_What you should do_. Transcribe the full listing exactly, and drop every picture.

_Input for this task_.
━━━━━━━━━━━━━━━━━━━━
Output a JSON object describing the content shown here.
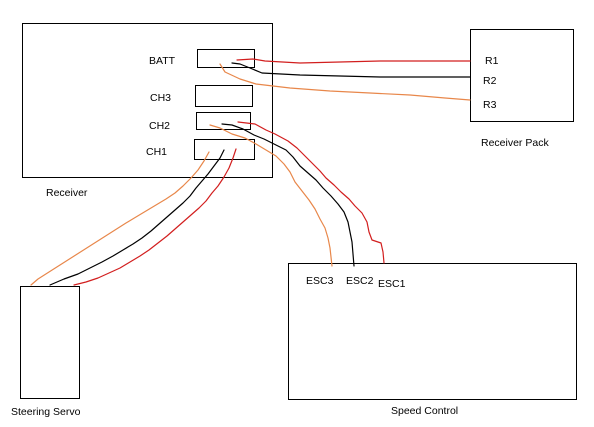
{
  "colors": {
    "red": "#d21e1e",
    "black": "#000000",
    "orange": "#e8874a"
  },
  "receiver": {
    "label": "Receiver",
    "ports": {
      "batt": "BATT",
      "ch3": "CH3",
      "ch2": "CH2",
      "ch1": "CH1"
    }
  },
  "receiver_pack": {
    "label": "Receiver Pack",
    "terminals": {
      "r1": "R1",
      "r2": "R2",
      "r3": "R3"
    }
  },
  "steering_servo": {
    "label": "Steering Servo"
  },
  "speed_control": {
    "label": "Speed Control",
    "terminals": {
      "esc1": "ESC1",
      "esc2": "ESC2",
      "esc3": "ESC3"
    }
  }
}
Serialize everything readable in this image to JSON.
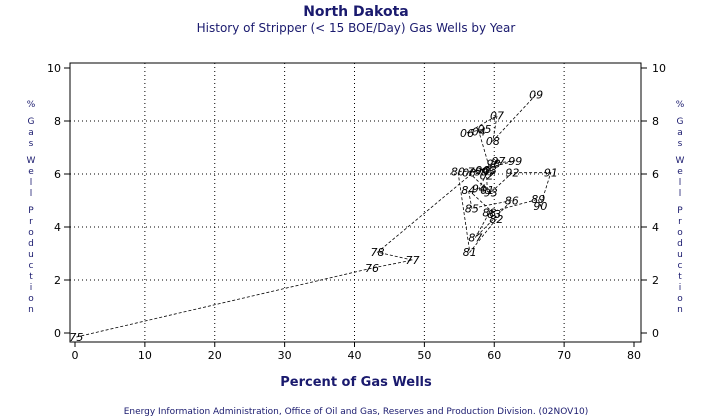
{
  "chart_data": {
    "type": "line",
    "title": "North Dakota",
    "subtitle": "History of Stripper (< 15 BOE/Day) Gas Wells by Year",
    "xlabel": "Percent of Gas Wells",
    "ylabel": "% Gas Well Production",
    "footnote": "Energy Information Administration, Office of Oil and Gas, Reserves and Production Division. (02NOV10)",
    "xlim": [
      0,
      80
    ],
    "ylim": [
      0,
      10
    ],
    "xticks": [
      "0",
      "10",
      "20",
      "30",
      "40",
      "50",
      "60",
      "70",
      "80"
    ],
    "yticks": [
      "0",
      "2",
      "4",
      "6",
      "8",
      "10"
    ],
    "grid": true,
    "series": [
      {
        "labels": [
          "75",
          "76",
          "77",
          "78",
          "79",
          "80",
          "81",
          "82",
          "83",
          "84",
          "85",
          "86",
          "87",
          "88",
          "89",
          "90",
          "91",
          "92",
          "93",
          "94",
          "95",
          "96",
          "97",
          "98",
          "99",
          "00",
          "01",
          "02",
          "03",
          "04",
          "05",
          "06",
          "07",
          "08",
          "09"
        ],
        "x": [
          0.2,
          42.5,
          48.3,
          43.3,
          57.2,
          54.8,
          56.5,
          60.3,
          60.0,
          56.3,
          56.8,
          62.5,
          57.3,
          59.3,
          66.3,
          66.6,
          68.1,
          62.6,
          59.5,
          57.8,
          59.1,
          58.3,
          60.6,
          59.9,
          63.0,
          56.4,
          59.0,
          58.9,
          59.4,
          57.8,
          58.6,
          56.1,
          60.4,
          59.8,
          66.0
        ],
        "y": [
          -0.15,
          2.45,
          2.75,
          3.05,
          6.1,
          6.1,
          3.05,
          4.3,
          4.5,
          5.4,
          4.7,
          5.0,
          3.6,
          4.55,
          5.05,
          4.8,
          6.05,
          6.05,
          5.3,
          5.45,
          6.1,
          6.15,
          6.5,
          6.4,
          6.5,
          6.05,
          5.4,
          5.95,
          6.15,
          7.6,
          7.7,
          7.55,
          8.2,
          7.25,
          9.0
        ]
      }
    ]
  }
}
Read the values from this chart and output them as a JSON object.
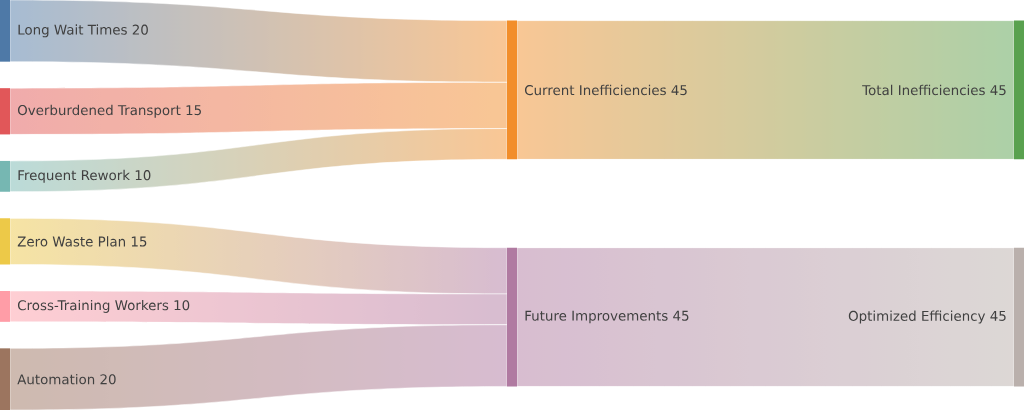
━━━━━━━━━━━━━━━━━━━━
_Result for this task_.
Output a JSON object describing the content shown here.
{
  "colors": {
    "red": "#d21e1e",
    "black": "#000000",
    "orange": "#e8874a"
  },
  "receiver": {
    "label": "Receiver",
    "ports": {
      "batt": "BATT",
      "ch3": "CH3",
      "ch2": "CH2",
      "ch1": "CH1"
    }
  },
  "receiver_pack": {
    "label": "Receiver Pack",
    "terminals": {
      "r1": "R1",
      "r2": "R2",
      "r3": "R3"
    }
  },
  "steering_servo": {
    "label": "Steering Servo"
  },
  "speed_control": {
    "label": "Speed Control",
    "terminals": {
      "esc1": "ESC1",
      "esc2": "ESC2",
      "esc3": "ESC3"
    }
  }
}
Serialize everything readable in this image to JSON.
{
  "chart_data": {
    "type": "line",
    "title": "North Dakota",
    "subtitle": "History of Stripper (< 15 BOE/Day) Gas Wells by Year",
    "xlabel": "Percent of Gas Wells",
    "ylabel": "% Gas Well Production",
    "footnote": "Energy Information Administration, Office of Oil and Gas, Reserves and Production Division. (02NOV10)",
    "xlim": [
      0,
      80
    ],
    "ylim": [
      0,
      10
    ],
    "xticks": [
      "0",
      "10",
      "20",
      "30",
      "40",
      "50",
      "60",
      "70",
      "80"
    ],
    "yticks": [
      "0",
      "2",
      "4",
      "6",
      "8",
      "10"
    ],
    "grid": true,
    "series": [
      {
        "labels": [
          "75",
          "76",
          "77",
          "78",
          "79",
          "80",
          "81",
          "82",
          "83",
          "84",
          "85",
          "86",
          "87",
          "88",
          "89",
          "90",
          "91",
          "92",
          "93",
          "94",
          "95",
          "96",
          "97",
          "98",
          "99",
          "00",
          "01",
          "02",
          "03",
          "04",
          "05",
          "06",
          "07",
          "08",
          "09"
        ],
        "x": [
          0.2,
          42.5,
          48.3,
          43.3,
          57.2,
          54.8,
          56.5,
          60.3,
          60.0,
          56.3,
          56.8,
          62.5,
          57.3,
          59.3,
          66.3,
          66.6,
          68.1,
          62.6,
          59.5,
          57.8,
          59.1,
          58.3,
          60.6,
          59.9,
          63.0,
          56.4,
          59.0,
          58.9,
          59.4,
          57.8,
          58.6,
          56.1,
          60.4,
          59.8,
          66.0
        ],
        "y": [
          -0.15,
          2.45,
          2.75,
          3.05,
          6.1,
          6.1,
          3.05,
          4.3,
          4.5,
          5.4,
          4.7,
          5.0,
          3.6,
          4.55,
          5.05,
          4.8,
          6.05,
          6.05,
          5.3,
          5.45,
          6.1,
          6.15,
          6.5,
          6.4,
          6.5,
          6.05,
          5.4,
          5.95,
          6.15,
          7.6,
          7.7,
          7.55,
          8.2,
          7.25,
          9.0
        ]
      }
    ]
  }
}
Read the values from this chart and output them as a JSON object.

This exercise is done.